(begin)

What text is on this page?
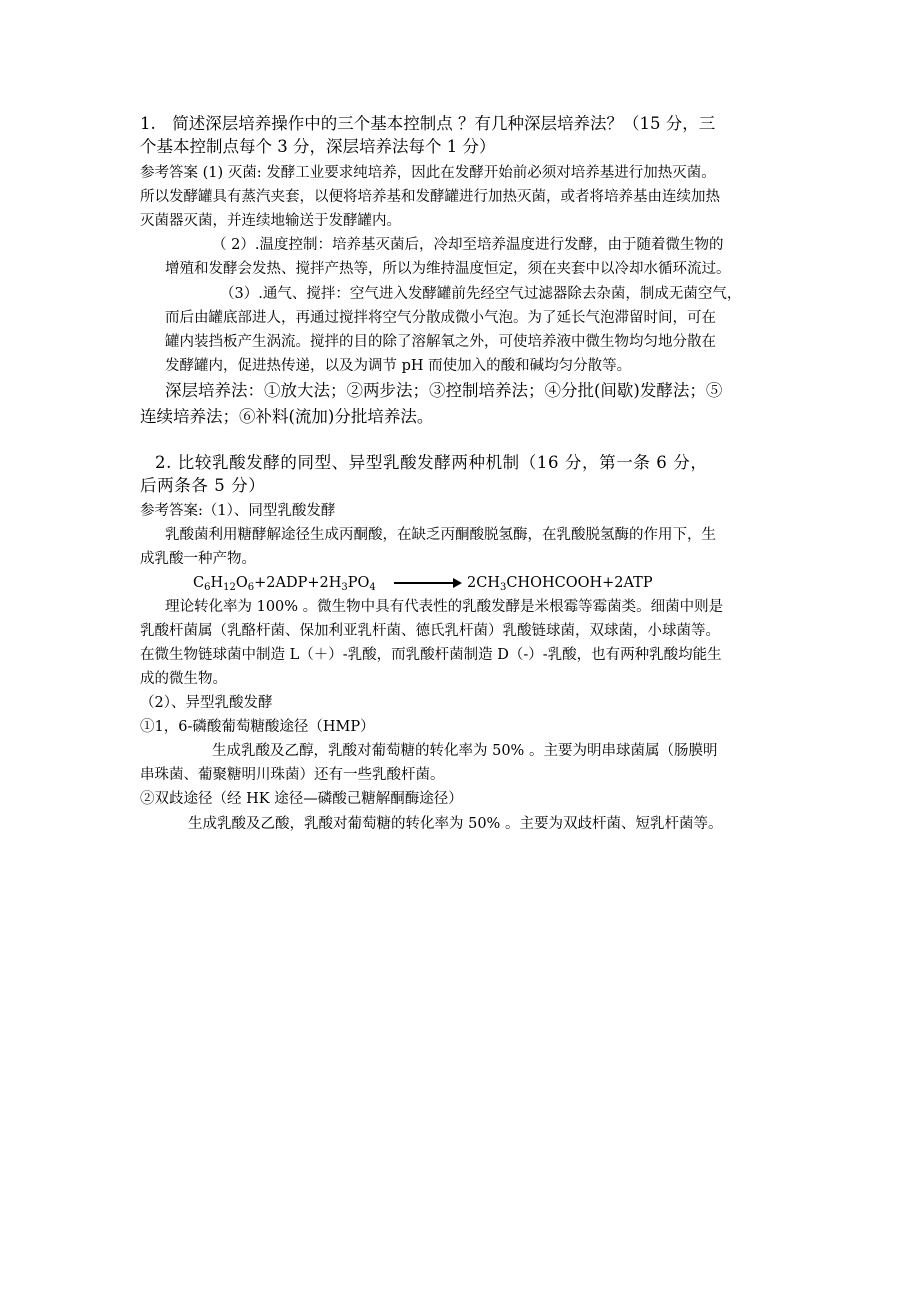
1.　简述深层培养操作中的三个基本控制点 ？有几种深层培养法？（15 分，三
个基本控制点每个 3 分，深层培养法每个 1 分）
参考答案 (1) 灭菌: 发酵工业要求纯培养，因此在发酵开始前必须对培养基进行加热灭菌。
所以发酵罐具有蒸汽夹套，以便将培养基和发酵罐进行加热灭菌，或者将培养基由连续加热
灭菌器灭菌，并连续地输送于发酵罐内。
（ 2）.温度控制：培养基灭菌后，冷却至培养温度进行发酵，由于随着微生物的
增殖和发酵会发热、搅拌产热等，所以为维持温度恒定，须在夹套中以冷却水循环流过。
（3）.通气、搅拌：空气进入发酵罐前先经空气过滤器除去杂菌，制成无菌空气，
而后由罐底部进人，再通过搅拌将空气分散成微小气泡。为了延长气泡滞留时间，可在
罐内装挡板产生涡流。搅拌的目的除了溶解氧之外，可使培养液中微生物均匀地分散在
发酵罐内，促进热传递，以及为调节 pH 而使加入的酸和碱均匀分散等。
深层培养法：①放大法；②两步法；③控制培养法；④分批(间歇)发酵法；⑤
连续培养法；⑥补料(流加)分批培养法。
2. 比较乳酸发酵的同型、异型乳酸发酵两种机制（16 分，第一条 6 分，
后两条各 5 分）
参考答案:（1）、同型乳酸发酵
乳酸菌利用糖酵解途径生成丙酮酸，在缺乏丙酮酸脱氢酶，在乳酸脱氢酶的作用下，生
成乳酸一种产物。
$C_6H_{12}O_6+2ADP+2H_3PO_4$	$2CH_3CHOHCOOH+2ATP$
理论转化率为 100% 。微生物中具有代表性的乳酸发酵是米根霉等霉菌类。细菌中则是
乳酸杆菌属（乳酪杆菌、保加利亚乳杆菌、德氏乳杆菌）乳酸链球菌，双球菌，小球菌等。
在微生物链球菌中制造 L（＋）-乳酸，而乳酸杆菌制造 D（-）-乳酸，也有两种乳酸均能生
成的微生物。
（2）、异型乳酸发酵
①1，6-磷酸葡萄糖酸途径（HMP）
生成乳酸及乙醇，乳酸对葡萄糖的转化率为 50% 。主要为明串球菌属（肠膜明
串珠菌、葡聚糖明川珠菌）还有一些乳酸杆菌。
②双歧途径（经 HK 途径—磷酸己糖解酮酶途径）
生成乳酸及乙酸，乳酸对葡萄糖的转化率为 50% 。主要为双歧杆菌、短乳杆菌等。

(end)

▶ [Given problem] Skipping the pictures, transcribe each line above exactly as it appears.

▶ [Answer]
What text is on this page?
1.　简述深层培养操作中的三个基本控制点 ？有几种深层培养法？（15 分，三
个基本控制点每个 3 分，深层培养法每个 1 分）
参考答案 (1) 灭菌: 发酵工业要求纯培养，因此在发酵开始前必须对培养基进行加热灭菌。
所以发酵罐具有蒸汽夹套，以便将培养基和发酵罐进行加热灭菌，或者将培养基由连续加热
灭菌器灭菌，并连续地输送于发酵罐内。
（ 2）.温度控制：培养基灭菌后，冷却至培养温度进行发酵，由于随着微生物的
增殖和发酵会发热、搅拌产热等，所以为维持温度恒定，须在夹套中以冷却水循环流过。
（3）.通气、搅拌：空气进入发酵罐前先经空气过滤器除去杂菌，制成无菌空气，
而后由罐底部进人，再通过搅拌将空气分散成微小气泡。为了延长气泡滞留时间，可在
罐内装挡板产生涡流。搅拌的目的除了溶解氧之外，可使培养液中微生物均匀地分散在
发酵罐内，促进热传递，以及为调节 pH 而使加入的酸和碱均匀分散等。
深层培养法：①放大法；②两步法；③控制培养法；④分批(间歇)发酵法；⑤
连续培养法；⑥补料(流加)分批培养法。
2. 比较乳酸发酵的同型、异型乳酸发酵两种机制（16 分，第一条 6 分，
后两条各 5 分）
参考答案:（1）、同型乳酸发酵
乳酸菌利用糖酵解途径生成丙酮酸，在缺乏丙酮酸脱氢酶，在乳酸脱氢酶的作用下，生
成乳酸一种产物。
$C_6H_{12}O_6+2ADP+2H_3PO_4$	$2CH_3CHOHCOOH+2ATP$
理论转化率为 100% 。微生物中具有代表性的乳酸发酵是米根霉等霉菌类。细菌中则是
乳酸杆菌属（乳酪杆菌、保加利亚乳杆菌、德氏乳杆菌）乳酸链球菌，双球菌，小球菌等。
在微生物链球菌中制造 L（＋）-乳酸，而乳酸杆菌制造 D（-）-乳酸，也有两种乳酸均能生
成的微生物。
（2）、异型乳酸发酵
①1，6-磷酸葡萄糖酸途径（HMP）
生成乳酸及乙醇，乳酸对葡萄糖的转化率为 50% 。主要为明串球菌属（肠膜明
串珠菌、葡聚糖明川珠菌）还有一些乳酸杆菌。
②双歧途径（经 HK 途径—磷酸己糖解酮酶途径）
生成乳酸及乙酸，乳酸对葡萄糖的转化率为 50% 。主要为双歧杆菌、短乳杆菌等。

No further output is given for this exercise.